[Element-and-box listings]
%%

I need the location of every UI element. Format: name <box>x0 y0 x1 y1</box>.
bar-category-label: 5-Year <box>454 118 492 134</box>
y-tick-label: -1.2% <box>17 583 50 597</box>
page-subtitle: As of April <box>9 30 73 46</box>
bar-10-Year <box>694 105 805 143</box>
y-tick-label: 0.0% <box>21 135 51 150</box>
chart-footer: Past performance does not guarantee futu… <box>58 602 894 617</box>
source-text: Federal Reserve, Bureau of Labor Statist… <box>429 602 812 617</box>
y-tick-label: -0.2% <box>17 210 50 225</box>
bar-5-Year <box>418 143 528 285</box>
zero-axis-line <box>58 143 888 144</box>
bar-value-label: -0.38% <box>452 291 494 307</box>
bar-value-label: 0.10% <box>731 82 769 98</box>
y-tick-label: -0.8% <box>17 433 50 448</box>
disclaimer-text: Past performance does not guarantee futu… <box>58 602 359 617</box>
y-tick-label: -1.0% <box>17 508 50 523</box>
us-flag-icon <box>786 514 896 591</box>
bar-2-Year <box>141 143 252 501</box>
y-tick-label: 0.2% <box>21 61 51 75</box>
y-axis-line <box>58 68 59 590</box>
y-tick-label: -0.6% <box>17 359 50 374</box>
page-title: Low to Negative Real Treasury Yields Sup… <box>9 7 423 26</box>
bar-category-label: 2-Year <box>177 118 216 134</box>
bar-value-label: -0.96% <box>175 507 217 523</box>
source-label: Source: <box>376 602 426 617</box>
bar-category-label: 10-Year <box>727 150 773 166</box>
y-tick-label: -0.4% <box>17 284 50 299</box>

%%

> **GOAL**: Retype the rows above word for word.

> **REPLY TO THE TASK**:
I need the location of every UI element. Format: name <box>x0 y0 x1 y1</box>.
bar-category-label: 5-Year <box>454 118 492 134</box>
y-tick-label: -1.2% <box>17 583 50 597</box>
page-subtitle: As of April <box>9 30 73 46</box>
bar-10-Year <box>694 105 805 143</box>
y-tick-label: 0.0% <box>21 135 51 150</box>
chart-footer: Past performance does not guarantee futu… <box>58 602 894 617</box>
source-text: Federal Reserve, Bureau of Labor Statist… <box>429 602 812 617</box>
y-tick-label: -0.2% <box>17 210 50 225</box>
bar-5-Year <box>418 143 528 285</box>
zero-axis-line <box>58 143 888 144</box>
bar-value-label: -0.38% <box>452 291 494 307</box>
bar-value-label: 0.10% <box>731 82 769 98</box>
y-tick-label: -0.8% <box>17 433 50 448</box>
disclaimer-text: Past performance does not guarantee futu… <box>58 602 359 617</box>
y-tick-label: -1.0% <box>17 508 50 523</box>
us-flag-icon <box>786 514 896 591</box>
bar-2-Year <box>141 143 252 501</box>
y-tick-label: 0.2% <box>21 61 51 75</box>
y-axis-line <box>58 68 59 590</box>
y-tick-label: -0.6% <box>17 359 50 374</box>
page-title: Low to Negative Real Treasury Yields Sup… <box>9 7 423 26</box>
bar-category-label: 2-Year <box>177 118 216 134</box>
bar-value-label: -0.96% <box>175 507 217 523</box>
source-label: Source: <box>376 602 426 617</box>
bar-category-label: 10-Year <box>727 150 773 166</box>
y-tick-label: -0.4% <box>17 284 50 299</box>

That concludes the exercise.